▸ **EXERCISE AIM**:
Which lines contain the word "Vclamp"? Return each of them as written.

▸ **RECORDS SUPPLIED**:
####################

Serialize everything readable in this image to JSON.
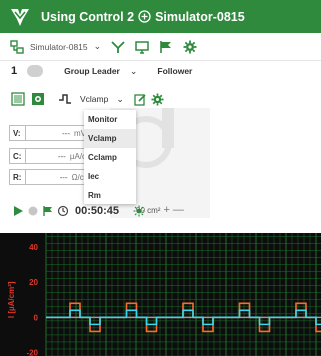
{
  "titlebar": {
    "title_left": "Using Control 2",
    "title_right": "Simulator-0815"
  },
  "toolbar": {
    "simulator_name": "Simulator-0815",
    "chevron": "⌄"
  },
  "group": {
    "number": "1",
    "leader_label": "Group Leader",
    "follower_label": "Follower",
    "chevron": "⌄"
  },
  "mode": {
    "selected": "Vclamp",
    "chevron": "⌄"
  },
  "readouts": [
    {
      "label": "V:",
      "value": "---",
      "unit": "mV"
    },
    {
      "label": "C:",
      "value": "---",
      "unit": "µA/c"
    },
    {
      "label": "R:",
      "value": "---",
      "unit": "Ω/cı"
    }
  ],
  "mode_menu": {
    "items": [
      "Monitor",
      "Vclamp",
      "Cclamp",
      "Iec",
      "Rm"
    ],
    "highlighted": "Vclamp"
  },
  "capacitance": {
    "value_text": "00 cm²",
    "plus": "+",
    "minus": "—"
  },
  "timer": {
    "elapsed": "00:50:45"
  },
  "chart_data": {
    "type": "line",
    "ylabel": "I [µA/cm²]",
    "y_ticks": [
      "40",
      "20",
      "0",
      "-20"
    ],
    "ylim": [
      -22,
      48
    ],
    "series": [
      {
        "color": "#ff6a2a",
        "pulse_high": 8,
        "pulse_low": -8
      },
      {
        "color": "#3ad6e8",
        "pulse_high": 4,
        "pulse_low": -4
      },
      {
        "color": "#9a9a9a",
        "baseline": 0
      }
    ],
    "colors": {
      "grid": "#1f7a2e",
      "axis_text": "#d9382a",
      "background": "#0d0d0d"
    }
  }
}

####################

▸ **FULL SOLUTION**:
    "selected": "Vclamp",
      "Vclamp",
    "highlighted": "Vclamp"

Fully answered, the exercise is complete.